> WORK TO COMPLETE
Write out every single entry exactly.

===

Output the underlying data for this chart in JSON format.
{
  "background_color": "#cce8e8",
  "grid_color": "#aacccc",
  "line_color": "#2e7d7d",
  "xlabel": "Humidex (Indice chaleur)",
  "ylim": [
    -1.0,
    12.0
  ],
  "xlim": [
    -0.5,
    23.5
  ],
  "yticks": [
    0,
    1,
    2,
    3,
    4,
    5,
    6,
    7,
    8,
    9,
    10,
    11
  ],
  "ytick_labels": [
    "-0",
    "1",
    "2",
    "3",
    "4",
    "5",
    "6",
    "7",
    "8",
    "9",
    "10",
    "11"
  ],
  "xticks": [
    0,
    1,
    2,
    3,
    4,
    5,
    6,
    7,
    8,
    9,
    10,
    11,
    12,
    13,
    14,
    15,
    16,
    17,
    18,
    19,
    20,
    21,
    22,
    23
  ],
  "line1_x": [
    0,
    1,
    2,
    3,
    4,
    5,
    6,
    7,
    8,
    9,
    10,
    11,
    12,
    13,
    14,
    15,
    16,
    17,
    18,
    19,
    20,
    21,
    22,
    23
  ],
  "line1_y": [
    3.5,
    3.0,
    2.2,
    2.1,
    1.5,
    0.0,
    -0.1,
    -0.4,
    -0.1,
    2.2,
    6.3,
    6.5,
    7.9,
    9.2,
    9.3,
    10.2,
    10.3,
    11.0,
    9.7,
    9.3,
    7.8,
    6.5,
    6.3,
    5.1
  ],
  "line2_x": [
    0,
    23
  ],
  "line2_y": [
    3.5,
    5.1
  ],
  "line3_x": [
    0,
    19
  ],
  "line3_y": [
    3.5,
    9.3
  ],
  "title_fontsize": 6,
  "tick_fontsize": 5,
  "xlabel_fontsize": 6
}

===

> TASK ANSWER
Output the underlying data for this chart in JSON format.
{
  "background_color": "#cce8e8",
  "grid_color": "#aacccc",
  "line_color": "#2e7d7d",
  "xlabel": "Humidex (Indice chaleur)",
  "ylim": [
    -1.0,
    12.0
  ],
  "xlim": [
    -0.5,
    23.5
  ],
  "yticks": [
    0,
    1,
    2,
    3,
    4,
    5,
    6,
    7,
    8,
    9,
    10,
    11
  ],
  "ytick_labels": [
    "-0",
    "1",
    "2",
    "3",
    "4",
    "5",
    "6",
    "7",
    "8",
    "9",
    "10",
    "11"
  ],
  "xticks": [
    0,
    1,
    2,
    3,
    4,
    5,
    6,
    7,
    8,
    9,
    10,
    11,
    12,
    13,
    14,
    15,
    16,
    17,
    18,
    19,
    20,
    21,
    22,
    23
  ],
  "line1_x": [
    0,
    1,
    2,
    3,
    4,
    5,
    6,
    7,
    8,
    9,
    10,
    11,
    12,
    13,
    14,
    15,
    16,
    17,
    18,
    19,
    20,
    21,
    22,
    23
  ],
  "line1_y": [
    3.5,
    3.0,
    2.2,
    2.1,
    1.5,
    0.0,
    -0.1,
    -0.4,
    -0.1,
    2.2,
    6.3,
    6.5,
    7.9,
    9.2,
    9.3,
    10.2,
    10.3,
    11.0,
    9.7,
    9.3,
    7.8,
    6.5,
    6.3,
    5.1
  ],
  "line2_x": [
    0,
    23
  ],
  "line2_y": [
    3.5,
    5.1
  ],
  "line3_x": [
    0,
    19
  ],
  "line3_y": [
    3.5,
    9.3
  ],
  "title_fontsize": 6,
  "tick_fontsize": 5,
  "xlabel_fontsize": 6
}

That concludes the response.